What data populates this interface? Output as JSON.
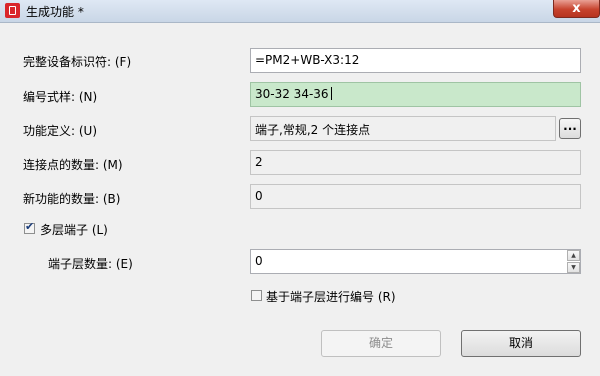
{
  "window": {
    "title": "生成功能 *",
    "close_label": "x"
  },
  "fields": [
    {
      "label": "完整设备标识符: (F)",
      "value": "=PM2+WB-X3:12"
    },
    {
      "label": "编号式样: (N)",
      "value": "30-32 34-36"
    },
    {
      "label": "功能定义: (U)",
      "value": "端子,常规,2 个连接点",
      "browse_label": "..."
    },
    {
      "label": "连接点的数量: (M)",
      "value": "2"
    },
    {
      "label": "新功能的数量: (B)",
      "value": "0"
    }
  ],
  "multilayer": {
    "label": "多层端子 (L)",
    "checked": true
  },
  "layers": {
    "label": "端子层数量: (E)",
    "value": "0"
  },
  "number_by_layer": {
    "label": "基于端子层进行编号 (R)",
    "checked": false
  },
  "buttons": {
    "ok": "确定",
    "cancel": "取消"
  },
  "colors": {
    "highlight": "#c9e8cb",
    "close": "#c7432e"
  }
}
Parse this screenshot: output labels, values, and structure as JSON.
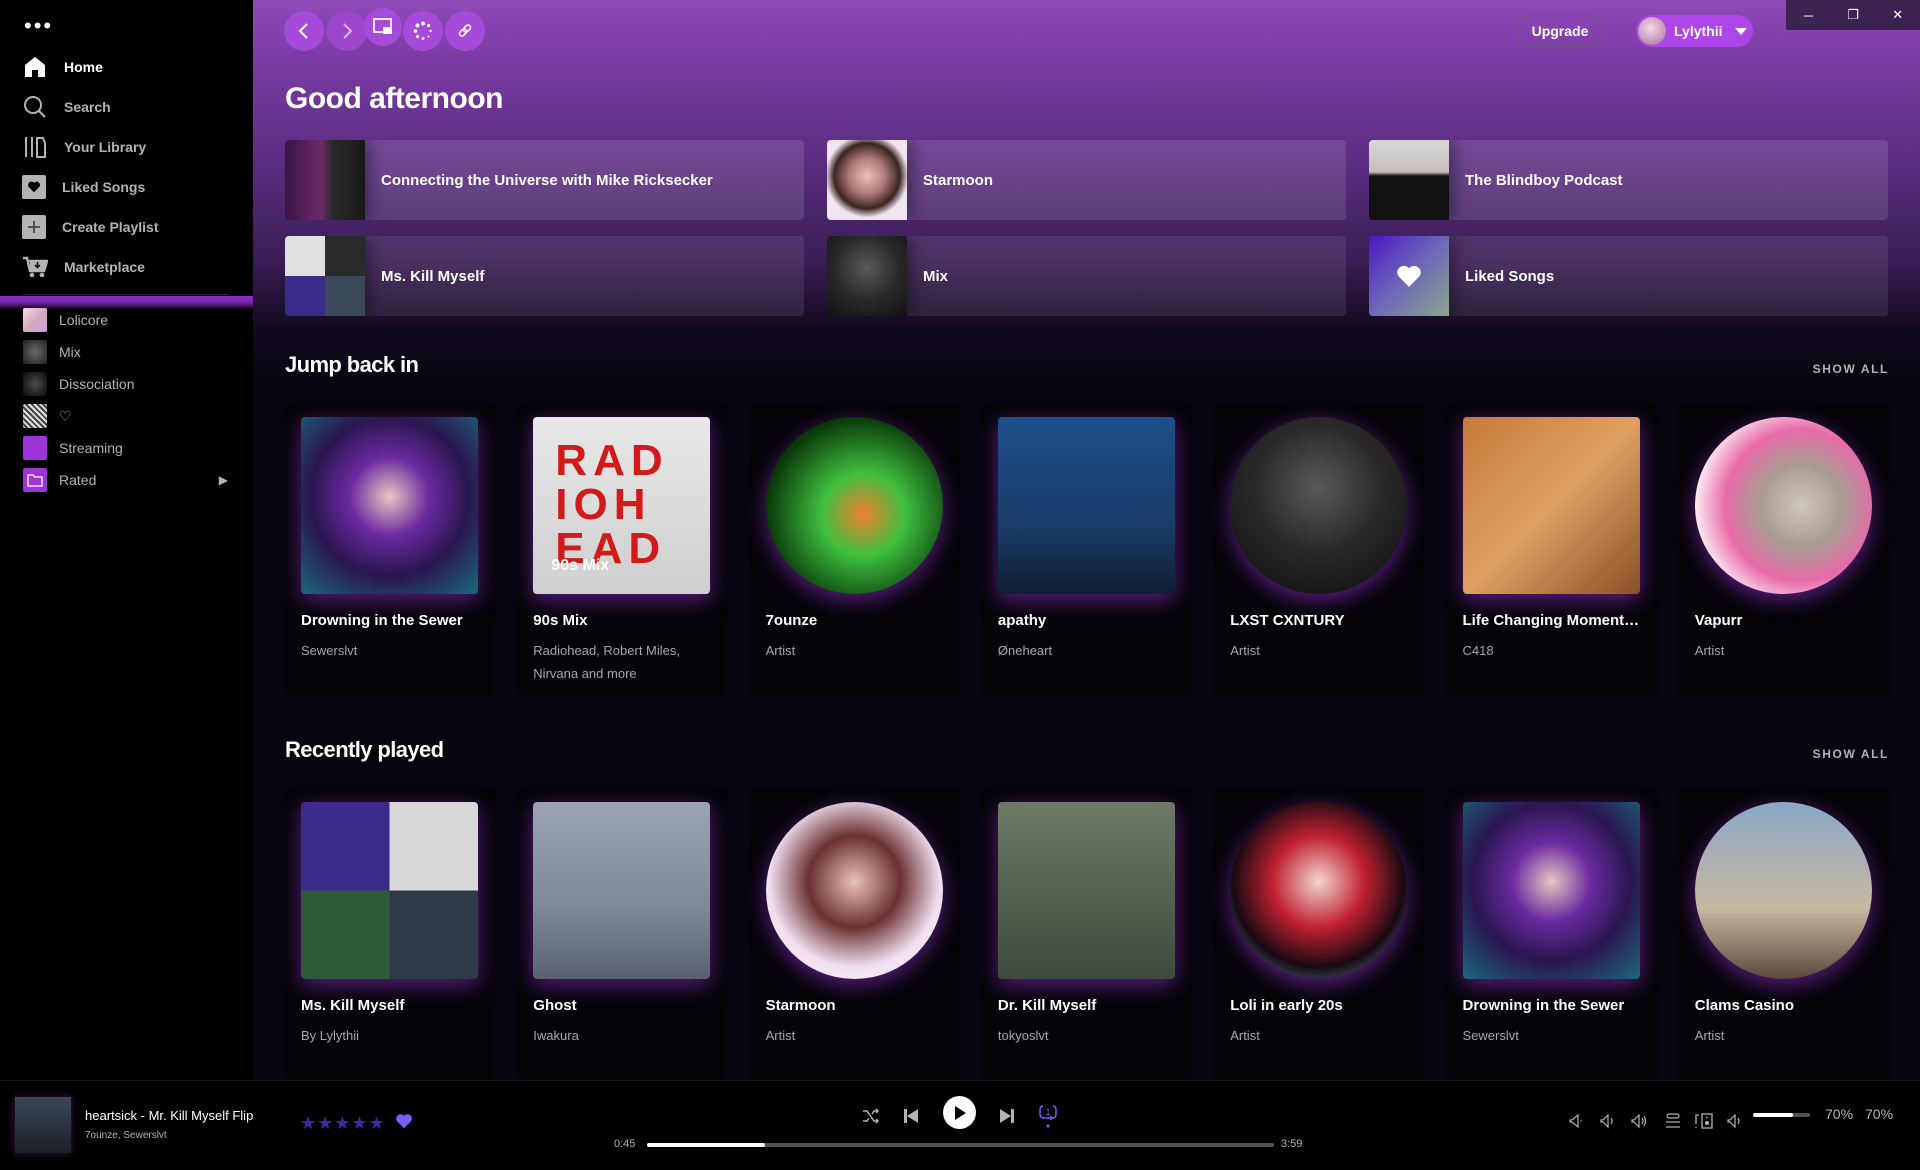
{
  "window": {
    "controls": [
      "minimize",
      "restore",
      "close"
    ]
  },
  "sidebar": {
    "menu_icon": "more-dots-icon",
    "nav": [
      {
        "label": "Home",
        "icon": "home-icon",
        "active": true
      },
      {
        "label": "Search",
        "icon": "search-icon",
        "active": false
      },
      {
        "label": "Your Library",
        "icon": "library-icon",
        "active": false
      },
      {
        "label": "Liked Songs",
        "icon": "heart-icon",
        "active": false
      },
      {
        "label": "Create Playlist",
        "icon": "plus-icon",
        "active": false
      },
      {
        "label": "Marketplace",
        "icon": "cart-icon",
        "active": false
      }
    ],
    "playlists": [
      {
        "label": "Lolicore",
        "thumb": "#e9c9d6"
      },
      {
        "label": "Mix",
        "thumb": "#3a3a3a"
      },
      {
        "label": "Dissociation",
        "thumb": "#1a1a1a"
      },
      {
        "label": "♡",
        "thumb": "#cfcfcf"
      },
      {
        "label": "Streaming",
        "thumb": "#9b35d8"
      },
      {
        "label": "Rated",
        "thumb": "#9b35d8",
        "folder": true
      }
    ]
  },
  "topbar": {
    "nav_buttons": [
      "back",
      "forward",
      "miniplayer",
      "loading",
      "link"
    ],
    "upgrade_label": "Upgrade",
    "user_name": "Lylythii"
  },
  "greeting": "Good afternoon",
  "shortcuts": [
    {
      "title": "Connecting the Universe with Mike Ricksecker"
    },
    {
      "title": "Starmoon"
    },
    {
      "title": "The Blindboy Podcast"
    },
    {
      "title": "Ms. Kill Myself"
    },
    {
      "title": "Mix"
    },
    {
      "title": "Liked Songs"
    }
  ],
  "sections": [
    {
      "title": "Jump back in",
      "show_all": "SHOW ALL",
      "cards": [
        {
          "title": "Drowning in the Sewer",
          "subtitle": "Sewerslvt",
          "round": false
        },
        {
          "title": "90s Mix",
          "subtitle": "Radiohead, Robert Miles, Nirvana and more",
          "round": false,
          "overlay": "90s Mix"
        },
        {
          "title": "7ounze",
          "subtitle": "Artist",
          "round": true
        },
        {
          "title": "apathy",
          "subtitle": "Øneheart",
          "round": false
        },
        {
          "title": "LXST CXNTURY",
          "subtitle": "Artist",
          "round": true
        },
        {
          "title": "Life Changing Moments Seem Minor in Pictures",
          "subtitle": "C418",
          "round": false
        },
        {
          "title": "Vapurr",
          "subtitle": "Artist",
          "round": true
        }
      ]
    },
    {
      "title": "Recently played",
      "show_all": "SHOW ALL",
      "cards": [
        {
          "title": "Ms. Kill Myself",
          "subtitle": "By Lylythii",
          "round": false
        },
        {
          "title": "Ghost",
          "subtitle": "Iwakura",
          "round": false
        },
        {
          "title": "Starmoon",
          "subtitle": "Artist",
          "round": true
        },
        {
          "title": "Dr. Kill Myself",
          "subtitle": "tokyoslvt",
          "round": false
        },
        {
          "title": "Loli in early 20s",
          "subtitle": "Artist",
          "round": true
        },
        {
          "title": "Drowning in the Sewer",
          "subtitle": "Sewerslvt",
          "round": false
        },
        {
          "title": "Clams Casino",
          "subtitle": "Artist",
          "round": true
        }
      ]
    }
  ],
  "player": {
    "track_title": "heartsick - Mr. Kill Myself Flip",
    "track_artists": "7ounze, Sewerslvt",
    "rating_stars": 5,
    "liked": true,
    "elapsed": "0:45",
    "duration": "3:59",
    "progress_fraction": 0.188,
    "repeat_mode": "repeat-one",
    "volume_fraction": 0.7,
    "volume_label_1": "70%",
    "volume_label_2": "70%",
    "accent_color": "#7c5cff"
  }
}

# # #

Task goal: Make an exact copy of every entry above, minus the images.

Exercise output:
What data populates this interface? Output as JSON.
{
  "window": {
    "title": "生成功能 *",
    "close_label": "x"
  },
  "fields": [
    {
      "label": "完整设备标识符: (F)",
      "value": "=PM2+WB-X3:12"
    },
    {
      "label": "编号式样: (N)",
      "value": "30-32 34-36"
    },
    {
      "label": "功能定义: (U)",
      "value": "端子,常规,2 个连接点",
      "browse_label": "..."
    },
    {
      "label": "连接点的数量: (M)",
      "value": "2"
    },
    {
      "label": "新功能的数量: (B)",
      "value": "0"
    }
  ],
  "multilayer": {
    "label": "多层端子 (L)",
    "checked": true
  },
  "layers": {
    "label": "端子层数量: (E)",
    "value": "0"
  },
  "number_by_layer": {
    "label": "基于端子层进行编号 (R)",
    "checked": false
  },
  "buttons": {
    "ok": "确定",
    "cancel": "取消"
  },
  "colors": {
    "highlight": "#c9e8cb",
    "close": "#c7432e"
  }
}
Parse this screenshot: output labels, values, and structure as JSON.
{
  "window": {
    "controls": [
      "minimize",
      "restore",
      "close"
    ]
  },
  "sidebar": {
    "menu_icon": "more-dots-icon",
    "nav": [
      {
        "label": "Home",
        "icon": "home-icon",
        "active": true
      },
      {
        "label": "Search",
        "icon": "search-icon",
        "active": false
      },
      {
        "label": "Your Library",
        "icon": "library-icon",
        "active": false
      },
      {
        "label": "Liked Songs",
        "icon": "heart-icon",
        "active": false
      },
      {
        "label": "Create Playlist",
        "icon": "plus-icon",
        "active": false
      },
      {
        "label": "Marketplace",
        "icon": "cart-icon",
        "active": false
      }
    ],
    "playlists": [
      {
        "label": "Lolicore",
        "thumb": "#e9c9d6"
      },
      {
        "label": "Mix",
        "thumb": "#3a3a3a"
      },
      {
        "label": "Dissociation",
        "thumb": "#1a1a1a"
      },
      {
        "label": "♡",
        "thumb": "#cfcfcf"
      },
      {
        "label": "Streaming",
        "thumb": "#9b35d8"
      },
      {
        "label": "Rated",
        "thumb": "#9b35d8",
        "folder": true
      }
    ]
  },
  "topbar": {
    "nav_buttons": [
      "back",
      "forward",
      "miniplayer",
      "loading",
      "link"
    ],
    "upgrade_label": "Upgrade",
    "user_name": "Lylythii"
  },
  "greeting": "Good afternoon",
  "shortcuts": [
    {
      "title": "Connecting the Universe with Mike Ricksecker"
    },
    {
      "title": "Starmoon"
    },
    {
      "title": "The Blindboy Podcast"
    },
    {
      "title": "Ms. Kill Myself"
    },
    {
      "title": "Mix"
    },
    {
      "title": "Liked Songs"
    }
  ],
  "sections": [
    {
      "title": "Jump back in",
      "show_all": "SHOW ALL",
      "cards": [
        {
          "title": "Drowning in the Sewer",
          "subtitle": "Sewerslvt",
          "round": false
        },
        {
          "title": "90s Mix",
          "subtitle": "Radiohead, Robert Miles, Nirvana and more",
          "round": false,
          "overlay": "90s Mix"
        },
        {
          "title": "7ounze",
          "subtitle": "Artist",
          "round": true
        },
        {
          "title": "apathy",
          "subtitle": "Øneheart",
          "round": false
        },
        {
          "title": "LXST CXNTURY",
          "subtitle": "Artist",
          "round": true
        },
        {
          "title": "Life Changing Moments Seem Minor in Pictures",
          "subtitle": "C418",
          "round": false
        },
        {
          "title": "Vapurr",
          "subtitle": "Artist",
          "round": true
        }
      ]
    },
    {
      "title": "Recently played",
      "show_all": "SHOW ALL",
      "cards": [
        {
          "title": "Ms. Kill Myself",
          "subtitle": "By Lylythii",
          "round": false
        },
        {
          "title": "Ghost",
          "subtitle": "Iwakura",
          "round": false
        },
        {
          "title": "Starmoon",
          "subtitle": "Artist",
          "round": true
        },
        {
          "title": "Dr. Kill Myself",
          "subtitle": "tokyoslvt",
          "round": false
        },
        {
          "title": "Loli in early 20s",
          "subtitle": "Artist",
          "round": true
        },
        {
          "title": "Drowning in the Sewer",
          "subtitle": "Sewerslvt",
          "round": false
        },
        {
          "title": "Clams Casino",
          "subtitle": "Artist",
          "round": true
        }
      ]
    }
  ],
  "player": {
    "track_title": "heartsick - Mr. Kill Myself Flip",
    "track_artists": "7ounze, Sewerslvt",
    "rating_stars": 5,
    "liked": true,
    "elapsed": "0:45",
    "duration": "3:59",
    "progress_fraction": 0.188,
    "repeat_mode": "repeat-one",
    "volume_fraction": 0.7,
    "volume_label_1": "70%",
    "volume_label_2": "70%",
    "accent_color": "#7c5cff"
  }
}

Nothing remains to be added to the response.